What is expected -
All entries should be output exactly as they stand.

Rows from a dataset -
★ ★ ★ ★

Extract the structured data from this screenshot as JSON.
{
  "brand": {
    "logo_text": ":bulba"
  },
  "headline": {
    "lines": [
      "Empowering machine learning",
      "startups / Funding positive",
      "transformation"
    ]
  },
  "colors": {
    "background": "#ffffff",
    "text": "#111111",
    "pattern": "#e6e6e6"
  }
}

★ ★ ★ ★

Task output -
Extract the structured data from this screenshot as JSON.
{
  "brand": {
    "logo_text": ":bulba"
  },
  "headline": {
    "lines": [
      "Empowering machine learning",
      "startups / Funding positive",
      "transformation"
    ]
  },
  "colors": {
    "background": "#ffffff",
    "text": "#111111",
    "pattern": "#e6e6e6"
  }
}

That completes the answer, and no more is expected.